__What to produce__:
Can you transcribe every record below exactly as it appears?

Rows from a figure dataset
▶

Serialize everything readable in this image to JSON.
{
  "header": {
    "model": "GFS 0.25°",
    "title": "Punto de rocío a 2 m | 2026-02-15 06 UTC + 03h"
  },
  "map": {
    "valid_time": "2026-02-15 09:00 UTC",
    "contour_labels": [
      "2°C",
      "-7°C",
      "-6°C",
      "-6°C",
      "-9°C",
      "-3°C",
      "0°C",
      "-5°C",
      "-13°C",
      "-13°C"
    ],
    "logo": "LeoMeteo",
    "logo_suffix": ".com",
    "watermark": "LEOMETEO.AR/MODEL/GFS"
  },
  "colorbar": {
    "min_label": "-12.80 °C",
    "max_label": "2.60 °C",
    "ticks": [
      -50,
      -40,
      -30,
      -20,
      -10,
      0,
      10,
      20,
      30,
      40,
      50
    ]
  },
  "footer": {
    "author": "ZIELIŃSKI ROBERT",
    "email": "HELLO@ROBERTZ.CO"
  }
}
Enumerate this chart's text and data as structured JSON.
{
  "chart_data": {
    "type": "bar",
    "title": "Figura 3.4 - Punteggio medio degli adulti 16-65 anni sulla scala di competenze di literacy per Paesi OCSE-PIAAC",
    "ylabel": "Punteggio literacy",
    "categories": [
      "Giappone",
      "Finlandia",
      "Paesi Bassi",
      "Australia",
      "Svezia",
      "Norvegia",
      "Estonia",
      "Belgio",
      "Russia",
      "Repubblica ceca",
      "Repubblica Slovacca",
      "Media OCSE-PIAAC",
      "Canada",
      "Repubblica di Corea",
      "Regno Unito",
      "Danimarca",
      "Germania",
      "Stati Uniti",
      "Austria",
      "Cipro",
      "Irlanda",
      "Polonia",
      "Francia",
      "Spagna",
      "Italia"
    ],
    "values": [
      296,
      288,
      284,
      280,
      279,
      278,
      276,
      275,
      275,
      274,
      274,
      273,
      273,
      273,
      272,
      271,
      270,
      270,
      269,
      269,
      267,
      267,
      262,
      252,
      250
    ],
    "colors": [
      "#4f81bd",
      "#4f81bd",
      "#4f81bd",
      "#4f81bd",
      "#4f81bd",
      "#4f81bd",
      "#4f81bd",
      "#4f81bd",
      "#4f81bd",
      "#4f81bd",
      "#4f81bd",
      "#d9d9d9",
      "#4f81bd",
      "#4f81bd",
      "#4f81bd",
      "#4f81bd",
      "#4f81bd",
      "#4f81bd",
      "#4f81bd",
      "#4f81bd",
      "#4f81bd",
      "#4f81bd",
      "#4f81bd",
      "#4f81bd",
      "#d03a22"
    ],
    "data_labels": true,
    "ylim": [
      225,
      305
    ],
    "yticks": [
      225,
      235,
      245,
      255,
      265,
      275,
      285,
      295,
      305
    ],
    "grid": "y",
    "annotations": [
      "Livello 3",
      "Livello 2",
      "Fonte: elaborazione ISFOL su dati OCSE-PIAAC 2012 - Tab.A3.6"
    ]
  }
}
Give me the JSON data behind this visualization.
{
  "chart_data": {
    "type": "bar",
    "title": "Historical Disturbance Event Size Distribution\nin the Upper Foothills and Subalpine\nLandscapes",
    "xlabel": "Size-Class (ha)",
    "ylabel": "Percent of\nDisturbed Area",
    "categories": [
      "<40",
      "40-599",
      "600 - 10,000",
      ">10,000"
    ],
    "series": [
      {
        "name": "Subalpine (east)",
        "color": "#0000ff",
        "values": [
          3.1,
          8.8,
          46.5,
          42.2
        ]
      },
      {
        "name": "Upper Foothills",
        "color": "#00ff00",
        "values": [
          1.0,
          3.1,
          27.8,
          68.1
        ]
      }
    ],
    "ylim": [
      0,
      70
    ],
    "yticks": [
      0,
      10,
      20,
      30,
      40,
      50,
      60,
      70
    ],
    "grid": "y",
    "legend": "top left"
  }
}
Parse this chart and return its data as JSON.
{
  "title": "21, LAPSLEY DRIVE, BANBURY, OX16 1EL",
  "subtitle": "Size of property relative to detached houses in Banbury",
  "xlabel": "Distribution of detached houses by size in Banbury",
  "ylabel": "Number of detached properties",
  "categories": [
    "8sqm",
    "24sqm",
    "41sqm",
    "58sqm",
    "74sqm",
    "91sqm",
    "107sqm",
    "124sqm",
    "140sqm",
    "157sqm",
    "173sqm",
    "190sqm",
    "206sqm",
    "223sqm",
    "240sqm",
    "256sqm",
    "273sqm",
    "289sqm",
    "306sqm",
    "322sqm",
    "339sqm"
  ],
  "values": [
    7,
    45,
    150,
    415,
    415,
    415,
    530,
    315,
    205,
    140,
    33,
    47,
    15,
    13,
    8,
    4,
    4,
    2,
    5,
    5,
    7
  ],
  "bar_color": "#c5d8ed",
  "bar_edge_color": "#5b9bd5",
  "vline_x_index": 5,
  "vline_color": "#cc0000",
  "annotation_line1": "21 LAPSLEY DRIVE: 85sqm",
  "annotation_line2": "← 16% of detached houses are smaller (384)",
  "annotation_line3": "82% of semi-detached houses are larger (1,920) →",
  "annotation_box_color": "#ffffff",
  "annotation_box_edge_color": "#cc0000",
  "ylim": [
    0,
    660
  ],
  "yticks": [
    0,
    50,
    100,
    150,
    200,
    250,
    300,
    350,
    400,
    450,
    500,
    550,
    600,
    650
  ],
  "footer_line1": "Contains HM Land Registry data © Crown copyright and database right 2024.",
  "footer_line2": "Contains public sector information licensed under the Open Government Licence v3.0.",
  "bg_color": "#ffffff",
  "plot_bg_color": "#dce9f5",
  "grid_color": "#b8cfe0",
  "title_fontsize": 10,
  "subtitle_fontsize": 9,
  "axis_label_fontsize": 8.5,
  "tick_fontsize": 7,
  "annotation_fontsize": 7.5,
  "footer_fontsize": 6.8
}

◀

__Task result__:
Serialize everything readable in this image to JSON.
{
  "header": {
    "model": "GFS 0.25°",
    "title": "Punto de rocío a 2 m | 2026-02-15 06 UTC + 03h"
  },
  "map": {
    "valid_time": "2026-02-15 09:00 UTC",
    "contour_labels": [
      "2°C",
      "-7°C",
      "-6°C",
      "-6°C",
      "-9°C",
      "-3°C",
      "0°C",
      "-5°C",
      "-13°C",
      "-13°C"
    ],
    "logo": "LeoMeteo",
    "logo_suffix": ".com",
    "watermark": "LEOMETEO.AR/MODEL/GFS"
  },
  "colorbar": {
    "min_label": "-12.80 °C",
    "max_label": "2.60 °C",
    "ticks": [
      -50,
      -40,
      -30,
      -20,
      -10,
      0,
      10,
      20,
      30,
      40,
      50
    ]
  },
  "footer": {
    "author": "ZIELIŃSKI ROBERT",
    "email": "HELLO@ROBERTZ.CO"
  }
}
Enumerate this chart's text and data as structured JSON.
{
  "chart_data": {
    "type": "bar",
    "title": "Figura 3.4 - Punteggio medio degli adulti 16-65 anni sulla scala di competenze di literacy per Paesi OCSE-PIAAC",
    "ylabel": "Punteggio literacy",
    "categories": [
      "Giappone",
      "Finlandia",
      "Paesi Bassi",
      "Australia",
      "Svezia",
      "Norvegia",
      "Estonia",
      "Belgio",
      "Russia",
      "Repubblica ceca",
      "Repubblica Slovacca",
      "Media OCSE-PIAAC",
      "Canada",
      "Repubblica di Corea",
      "Regno Unito",
      "Danimarca",
      "Germania",
      "Stati Uniti",
      "Austria",
      "Cipro",
      "Irlanda",
      "Polonia",
      "Francia",
      "Spagna",
      "Italia"
    ],
    "values": [
      296,
      288,
      284,
      280,
      279,
      278,
      276,
      275,
      275,
      274,
      274,
      273,
      273,
      273,
      272,
      271,
      270,
      270,
      269,
      269,
      267,
      267,
      262,
      252,
      250
    ],
    "colors": [
      "#4f81bd",
      "#4f81bd",
      "#4f81bd",
      "#4f81bd",
      "#4f81bd",
      "#4f81bd",
      "#4f81bd",
      "#4f81bd",
      "#4f81bd",
      "#4f81bd",
      "#4f81bd",
      "#d9d9d9",
      "#4f81bd",
      "#4f81bd",
      "#4f81bd",
      "#4f81bd",
      "#4f81bd",
      "#4f81bd",
      "#4f81bd",
      "#4f81bd",
      "#4f81bd",
      "#4f81bd",
      "#4f81bd",
      "#4f81bd",
      "#d03a22"
    ],
    "data_labels": true,
    "ylim": [
      225,
      305
    ],
    "yticks": [
      225,
      235,
      245,
      255,
      265,
      275,
      285,
      295,
      305
    ],
    "grid": "y",
    "annotations": [
      "Livello 3",
      "Livello 2",
      "Fonte: elaborazione ISFOL su dati OCSE-PIAAC 2012 - Tab.A3.6"
    ]
  }
}
Give me the JSON data behind this visualization.
{
  "chart_data": {
    "type": "bar",
    "title": "Historical Disturbance Event Size Distribution\nin the Upper Foothills and Subalpine\nLandscapes",
    "xlabel": "Size-Class (ha)",
    "ylabel": "Percent of\nDisturbed Area",
    "categories": [
      "<40",
      "40-599",
      "600 - 10,000",
      ">10,000"
    ],
    "series": [
      {
        "name": "Subalpine (east)",
        "color": "#0000ff",
        "values": [
          3.1,
          8.8,
          46.5,
          42.2
        ]
      },
      {
        "name": "Upper Foothills",
        "color": "#00ff00",
        "values": [
          1.0,
          3.1,
          27.8,
          68.1
        ]
      }
    ],
    "ylim": [
      0,
      70
    ],
    "yticks": [
      0,
      10,
      20,
      30,
      40,
      50,
      60,
      70
    ],
    "grid": "y",
    "legend": "top left"
  }
}
Parse this chart and return its data as JSON.
{
  "title": "21, LAPSLEY DRIVE, BANBURY, OX16 1EL",
  "subtitle": "Size of property relative to detached houses in Banbury",
  "xlabel": "Distribution of detached houses by size in Banbury",
  "ylabel": "Number of detached properties",
  "categories": [
    "8sqm",
    "24sqm",
    "41sqm",
    "58sqm",
    "74sqm",
    "91sqm",
    "107sqm",
    "124sqm",
    "140sqm",
    "157sqm",
    "173sqm",
    "190sqm",
    "206sqm",
    "223sqm",
    "240sqm",
    "256sqm",
    "273sqm",
    "289sqm",
    "306sqm",
    "322sqm",
    "339sqm"
  ],
  "values": [
    7,
    45,
    150,
    415,
    415,
    415,
    530,
    315,
    205,
    140,
    33,
    47,
    15,
    13,
    8,
    4,
    4,
    2,
    5,
    5,
    7
  ],
  "bar_color": "#c5d8ed",
  "bar_edge_color": "#5b9bd5",
  "vline_x_index": 5,
  "vline_color": "#cc0000",
  "annotation_line1": "21 LAPSLEY DRIVE: 85sqm",
  "annotation_line2": "← 16% of detached houses are smaller (384)",
  "annotation_line3": "82% of semi-detached houses are larger (1,920) →",
  "annotation_box_color": "#ffffff",
  "annotation_box_edge_color": "#cc0000",
  "ylim": [
    0,
    660
  ],
  "yticks": [
    0,
    50,
    100,
    150,
    200,
    250,
    300,
    350,
    400,
    450,
    500,
    550,
    600,
    650
  ],
  "footer_line1": "Contains HM Land Registry data © Crown copyright and database right 2024.",
  "footer_line2": "Contains public sector information licensed under the Open Government Licence v3.0.",
  "bg_color": "#ffffff",
  "plot_bg_color": "#dce9f5",
  "grid_color": "#b8cfe0",
  "title_fontsize": 10,
  "subtitle_fontsize": 9,
  "axis_label_fontsize": 8.5,
  "tick_fontsize": 7,
  "annotation_fontsize": 7.5,
  "footer_fontsize": 6.8
}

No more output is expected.